#### Directive
Check every line of the material below for the string "Single", and return the ones that have it.
• • • •
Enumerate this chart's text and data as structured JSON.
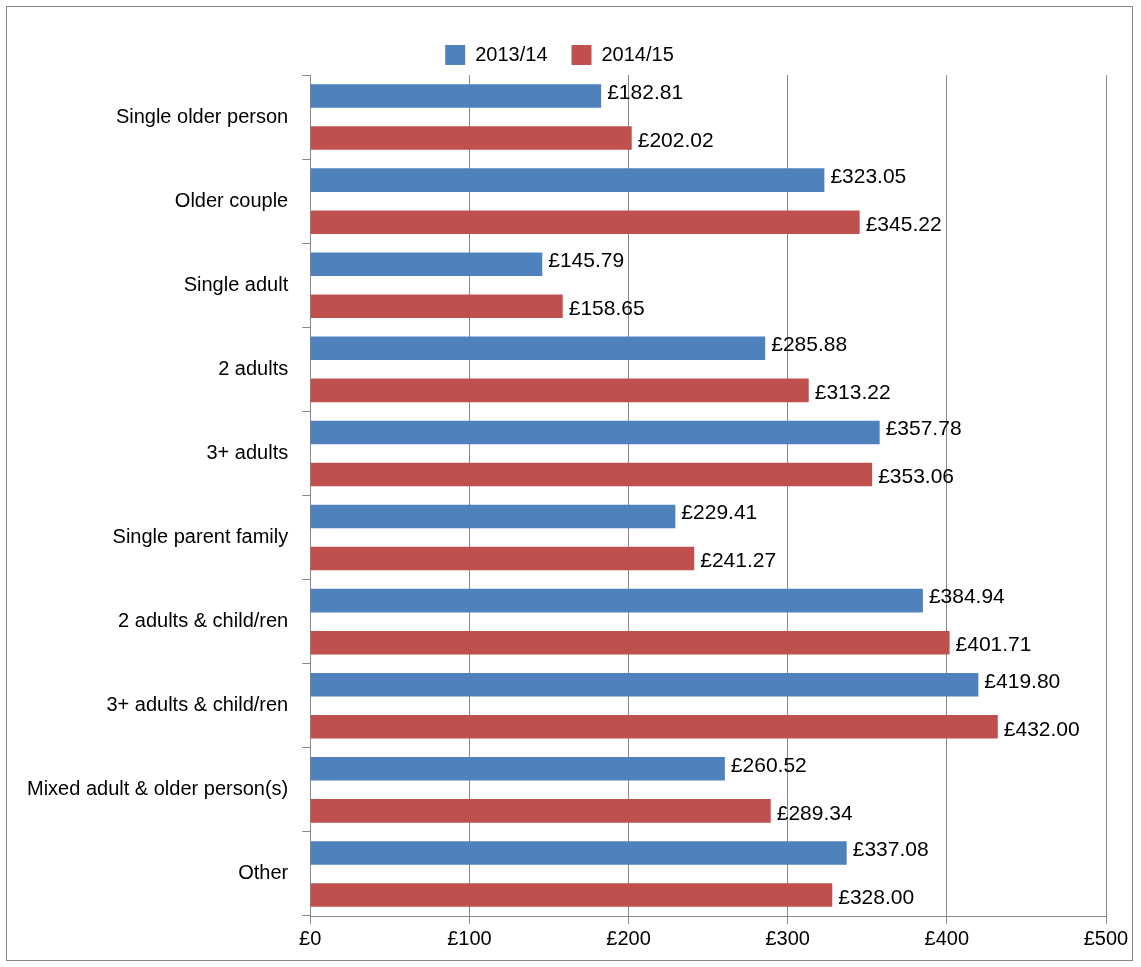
{
  "chart_data": {
    "type": "bar",
    "orientation": "horizontal",
    "legend": "top",
    "grid": "x",
    "categories": [
      "Single older person",
      "Older couple",
      "Single adult",
      "2 adults",
      "3+ adults",
      "Single parent family",
      "2 adults & child/ren",
      "3+ adults & child/ren",
      "Mixed adult & older person(s)",
      "Other"
    ],
    "series": [
      {
        "name": "2013/14",
        "color": "#4f81bd",
        "values": [
          182.81,
          323.05,
          145.79,
          285.88,
          357.78,
          229.41,
          384.94,
          419.8,
          260.52,
          337.08
        ],
        "value_labels": [
          "£182.81",
          "£323.05",
          "£145.79",
          "£285.88",
          "£357.78",
          "£229.41",
          "£384.94",
          "£419.80",
          "£260.52",
          "£337.08"
        ]
      },
      {
        "name": "2014/15",
        "color": "#c0504d",
        "values": [
          202.02,
          345.22,
          158.65,
          313.22,
          353.06,
          241.27,
          401.71,
          432.0,
          289.34,
          328.0
        ],
        "value_labels": [
          "£202.02",
          "£345.22",
          "£158.65",
          "£313.22",
          "£353.06",
          "£241.27",
          "£401.71",
          "£432.00",
          "£289.34",
          "£328.00"
        ]
      }
    ],
    "xlim": [
      0,
      500
    ],
    "xticks": [
      {
        "value": 0,
        "label": "£0"
      },
      {
        "value": 100,
        "label": "£100"
      },
      {
        "value": 200,
        "label": "£200"
      },
      {
        "value": 300,
        "label": "£300"
      },
      {
        "value": 400,
        "label": "£400"
      },
      {
        "value": 500,
        "label": "£500"
      }
    ]
  }
}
• • • •
#### Written reply
      "Single older person",
      "Single adult",
      "Single parent family",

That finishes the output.